Take each line containing "Pharisees" and report it exactly as written.

* [SUPPLIED MATERIAL]
## BEGIN

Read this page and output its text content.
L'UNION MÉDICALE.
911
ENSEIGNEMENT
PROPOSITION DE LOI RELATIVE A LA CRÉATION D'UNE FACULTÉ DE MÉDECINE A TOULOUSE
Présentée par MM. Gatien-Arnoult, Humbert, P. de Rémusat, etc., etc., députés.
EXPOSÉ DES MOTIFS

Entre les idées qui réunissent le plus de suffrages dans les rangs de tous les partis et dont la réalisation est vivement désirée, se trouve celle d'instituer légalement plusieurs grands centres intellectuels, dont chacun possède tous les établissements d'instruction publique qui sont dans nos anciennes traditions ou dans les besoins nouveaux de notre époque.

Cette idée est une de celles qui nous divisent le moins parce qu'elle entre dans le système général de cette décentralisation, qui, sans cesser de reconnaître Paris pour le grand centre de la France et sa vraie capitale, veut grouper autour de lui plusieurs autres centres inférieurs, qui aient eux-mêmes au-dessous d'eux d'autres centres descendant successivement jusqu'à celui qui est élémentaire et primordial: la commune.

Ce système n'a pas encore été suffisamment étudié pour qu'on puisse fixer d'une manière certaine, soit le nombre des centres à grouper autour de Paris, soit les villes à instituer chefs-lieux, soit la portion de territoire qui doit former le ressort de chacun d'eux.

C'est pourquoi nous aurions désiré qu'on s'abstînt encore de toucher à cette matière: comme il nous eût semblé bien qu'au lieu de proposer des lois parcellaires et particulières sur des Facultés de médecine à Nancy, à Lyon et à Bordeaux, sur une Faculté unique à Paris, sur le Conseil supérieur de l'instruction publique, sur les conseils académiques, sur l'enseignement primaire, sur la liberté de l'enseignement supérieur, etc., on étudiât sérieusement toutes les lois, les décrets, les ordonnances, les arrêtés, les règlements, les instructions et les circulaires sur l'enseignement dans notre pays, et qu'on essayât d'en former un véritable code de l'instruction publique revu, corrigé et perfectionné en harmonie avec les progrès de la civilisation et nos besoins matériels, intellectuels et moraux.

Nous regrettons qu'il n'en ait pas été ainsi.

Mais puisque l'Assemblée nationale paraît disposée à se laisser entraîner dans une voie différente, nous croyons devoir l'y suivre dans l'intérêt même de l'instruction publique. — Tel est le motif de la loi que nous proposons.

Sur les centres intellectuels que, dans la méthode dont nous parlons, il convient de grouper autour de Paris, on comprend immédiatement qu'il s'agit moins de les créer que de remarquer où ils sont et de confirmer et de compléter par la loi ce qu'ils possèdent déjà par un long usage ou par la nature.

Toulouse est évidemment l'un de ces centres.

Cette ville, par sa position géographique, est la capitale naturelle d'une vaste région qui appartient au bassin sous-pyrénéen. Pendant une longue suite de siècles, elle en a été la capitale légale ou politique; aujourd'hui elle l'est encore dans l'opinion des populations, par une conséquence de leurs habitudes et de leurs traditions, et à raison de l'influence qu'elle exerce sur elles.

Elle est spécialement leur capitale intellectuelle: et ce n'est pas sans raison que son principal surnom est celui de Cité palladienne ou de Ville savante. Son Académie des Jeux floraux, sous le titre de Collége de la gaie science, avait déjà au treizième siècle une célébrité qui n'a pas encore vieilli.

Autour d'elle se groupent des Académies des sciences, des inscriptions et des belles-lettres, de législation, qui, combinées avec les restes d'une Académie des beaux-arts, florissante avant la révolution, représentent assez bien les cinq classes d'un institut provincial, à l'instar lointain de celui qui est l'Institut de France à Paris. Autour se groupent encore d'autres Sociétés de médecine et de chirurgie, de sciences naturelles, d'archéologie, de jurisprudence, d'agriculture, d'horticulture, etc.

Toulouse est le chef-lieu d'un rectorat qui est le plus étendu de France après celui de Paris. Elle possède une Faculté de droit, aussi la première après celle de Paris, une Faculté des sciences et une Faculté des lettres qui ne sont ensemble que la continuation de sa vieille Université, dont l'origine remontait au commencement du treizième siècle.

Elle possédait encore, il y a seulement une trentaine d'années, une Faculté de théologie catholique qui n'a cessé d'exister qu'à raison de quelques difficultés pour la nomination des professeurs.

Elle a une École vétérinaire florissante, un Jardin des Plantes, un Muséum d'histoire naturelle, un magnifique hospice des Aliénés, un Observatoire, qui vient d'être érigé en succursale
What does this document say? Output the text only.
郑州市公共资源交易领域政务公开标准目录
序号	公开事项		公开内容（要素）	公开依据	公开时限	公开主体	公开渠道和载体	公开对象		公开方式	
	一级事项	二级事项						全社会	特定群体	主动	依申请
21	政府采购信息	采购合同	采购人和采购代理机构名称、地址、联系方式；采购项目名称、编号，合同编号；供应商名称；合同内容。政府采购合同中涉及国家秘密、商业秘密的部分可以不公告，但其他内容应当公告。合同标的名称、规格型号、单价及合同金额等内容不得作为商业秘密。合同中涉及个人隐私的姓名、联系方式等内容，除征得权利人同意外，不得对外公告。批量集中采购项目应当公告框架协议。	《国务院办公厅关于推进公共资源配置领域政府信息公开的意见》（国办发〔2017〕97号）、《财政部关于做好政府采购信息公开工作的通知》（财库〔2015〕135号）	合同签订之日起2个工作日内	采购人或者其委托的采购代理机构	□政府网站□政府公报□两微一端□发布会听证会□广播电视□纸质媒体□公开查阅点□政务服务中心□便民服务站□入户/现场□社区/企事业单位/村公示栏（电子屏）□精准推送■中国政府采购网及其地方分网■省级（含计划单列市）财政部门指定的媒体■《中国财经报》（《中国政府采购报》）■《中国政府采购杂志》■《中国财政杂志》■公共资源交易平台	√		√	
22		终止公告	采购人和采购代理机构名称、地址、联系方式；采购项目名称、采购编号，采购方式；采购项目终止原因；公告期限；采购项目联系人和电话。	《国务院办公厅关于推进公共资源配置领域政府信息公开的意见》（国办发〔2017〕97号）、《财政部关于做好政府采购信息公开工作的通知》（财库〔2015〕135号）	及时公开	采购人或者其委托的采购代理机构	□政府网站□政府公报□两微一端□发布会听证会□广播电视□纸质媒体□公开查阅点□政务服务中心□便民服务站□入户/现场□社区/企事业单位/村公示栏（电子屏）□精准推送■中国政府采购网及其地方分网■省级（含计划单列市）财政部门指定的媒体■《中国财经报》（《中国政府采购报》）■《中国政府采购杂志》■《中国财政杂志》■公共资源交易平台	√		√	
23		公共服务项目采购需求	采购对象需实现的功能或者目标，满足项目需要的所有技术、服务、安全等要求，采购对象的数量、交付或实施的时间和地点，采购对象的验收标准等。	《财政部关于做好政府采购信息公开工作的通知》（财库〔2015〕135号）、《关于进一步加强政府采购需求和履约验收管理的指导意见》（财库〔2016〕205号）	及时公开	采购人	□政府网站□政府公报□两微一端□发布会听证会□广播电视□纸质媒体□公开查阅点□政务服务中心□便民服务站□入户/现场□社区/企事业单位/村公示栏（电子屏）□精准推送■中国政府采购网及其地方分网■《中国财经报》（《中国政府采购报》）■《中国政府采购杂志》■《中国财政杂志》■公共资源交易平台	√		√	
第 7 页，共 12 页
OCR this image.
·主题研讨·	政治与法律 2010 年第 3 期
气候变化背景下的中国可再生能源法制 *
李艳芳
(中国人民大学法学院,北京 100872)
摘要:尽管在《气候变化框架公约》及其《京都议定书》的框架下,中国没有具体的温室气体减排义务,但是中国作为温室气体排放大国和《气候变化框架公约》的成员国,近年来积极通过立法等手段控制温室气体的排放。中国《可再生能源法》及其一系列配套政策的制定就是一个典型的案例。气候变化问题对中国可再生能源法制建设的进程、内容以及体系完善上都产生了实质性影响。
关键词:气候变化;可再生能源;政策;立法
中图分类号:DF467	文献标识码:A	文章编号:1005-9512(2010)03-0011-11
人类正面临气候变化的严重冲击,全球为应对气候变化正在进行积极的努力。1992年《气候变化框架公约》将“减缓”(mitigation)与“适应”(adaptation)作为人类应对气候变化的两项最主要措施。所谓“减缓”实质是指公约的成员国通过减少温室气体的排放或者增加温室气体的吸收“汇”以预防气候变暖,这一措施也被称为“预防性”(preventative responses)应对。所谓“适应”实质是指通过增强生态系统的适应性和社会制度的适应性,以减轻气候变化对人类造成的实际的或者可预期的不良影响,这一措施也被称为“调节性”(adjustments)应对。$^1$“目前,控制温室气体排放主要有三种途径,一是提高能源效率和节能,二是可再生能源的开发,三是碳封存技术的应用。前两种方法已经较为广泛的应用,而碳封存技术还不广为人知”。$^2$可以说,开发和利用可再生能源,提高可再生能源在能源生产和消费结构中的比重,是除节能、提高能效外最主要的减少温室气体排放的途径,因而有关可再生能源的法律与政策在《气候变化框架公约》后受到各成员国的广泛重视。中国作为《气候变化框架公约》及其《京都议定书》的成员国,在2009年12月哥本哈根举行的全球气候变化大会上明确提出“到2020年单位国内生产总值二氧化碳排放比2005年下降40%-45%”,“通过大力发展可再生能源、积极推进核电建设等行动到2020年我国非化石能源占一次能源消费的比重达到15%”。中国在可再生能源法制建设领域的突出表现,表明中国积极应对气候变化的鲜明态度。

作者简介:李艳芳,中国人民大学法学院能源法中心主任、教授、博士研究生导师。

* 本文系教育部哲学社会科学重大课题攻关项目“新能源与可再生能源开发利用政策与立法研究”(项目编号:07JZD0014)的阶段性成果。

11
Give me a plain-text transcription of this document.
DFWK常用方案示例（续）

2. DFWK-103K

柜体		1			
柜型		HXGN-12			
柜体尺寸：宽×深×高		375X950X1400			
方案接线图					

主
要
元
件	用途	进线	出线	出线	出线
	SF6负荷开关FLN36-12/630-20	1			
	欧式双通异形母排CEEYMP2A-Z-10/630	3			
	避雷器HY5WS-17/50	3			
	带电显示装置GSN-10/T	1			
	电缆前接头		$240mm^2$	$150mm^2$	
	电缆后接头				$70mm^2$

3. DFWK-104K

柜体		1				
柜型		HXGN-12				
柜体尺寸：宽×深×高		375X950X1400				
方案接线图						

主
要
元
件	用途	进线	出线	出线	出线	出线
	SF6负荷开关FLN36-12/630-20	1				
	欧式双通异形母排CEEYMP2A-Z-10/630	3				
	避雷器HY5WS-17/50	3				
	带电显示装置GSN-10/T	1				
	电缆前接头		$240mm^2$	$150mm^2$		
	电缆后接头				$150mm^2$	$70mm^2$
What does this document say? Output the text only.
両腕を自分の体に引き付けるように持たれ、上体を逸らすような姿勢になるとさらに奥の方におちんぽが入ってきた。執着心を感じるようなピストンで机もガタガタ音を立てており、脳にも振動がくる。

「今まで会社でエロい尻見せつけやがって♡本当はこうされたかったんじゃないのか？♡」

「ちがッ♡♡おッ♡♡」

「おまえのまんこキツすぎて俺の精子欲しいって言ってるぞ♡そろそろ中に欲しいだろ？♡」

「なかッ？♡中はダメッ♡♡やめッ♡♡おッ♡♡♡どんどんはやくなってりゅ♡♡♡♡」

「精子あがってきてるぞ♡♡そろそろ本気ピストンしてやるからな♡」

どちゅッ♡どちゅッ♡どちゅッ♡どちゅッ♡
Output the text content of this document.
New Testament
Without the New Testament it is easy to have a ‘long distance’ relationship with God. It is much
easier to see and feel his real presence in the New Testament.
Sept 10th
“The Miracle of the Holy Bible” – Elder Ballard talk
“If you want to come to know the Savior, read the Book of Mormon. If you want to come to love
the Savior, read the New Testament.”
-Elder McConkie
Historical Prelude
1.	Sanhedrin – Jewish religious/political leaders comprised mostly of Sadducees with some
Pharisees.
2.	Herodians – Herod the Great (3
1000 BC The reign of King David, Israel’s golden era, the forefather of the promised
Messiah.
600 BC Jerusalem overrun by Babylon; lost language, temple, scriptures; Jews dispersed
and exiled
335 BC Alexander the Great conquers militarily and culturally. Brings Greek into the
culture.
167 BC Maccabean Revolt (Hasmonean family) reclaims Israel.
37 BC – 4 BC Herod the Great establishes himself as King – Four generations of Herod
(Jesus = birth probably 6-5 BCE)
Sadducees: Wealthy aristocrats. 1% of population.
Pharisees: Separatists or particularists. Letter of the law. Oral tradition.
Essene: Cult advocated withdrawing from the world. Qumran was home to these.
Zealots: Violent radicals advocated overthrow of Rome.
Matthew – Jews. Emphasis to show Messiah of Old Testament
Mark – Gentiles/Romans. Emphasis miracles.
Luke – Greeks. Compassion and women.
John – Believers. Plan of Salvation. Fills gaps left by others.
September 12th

## END

* [TASK RESPONSE]
Pharisees.
Pharisees: Separatists or particularists. Letter of the law. Oral tradition.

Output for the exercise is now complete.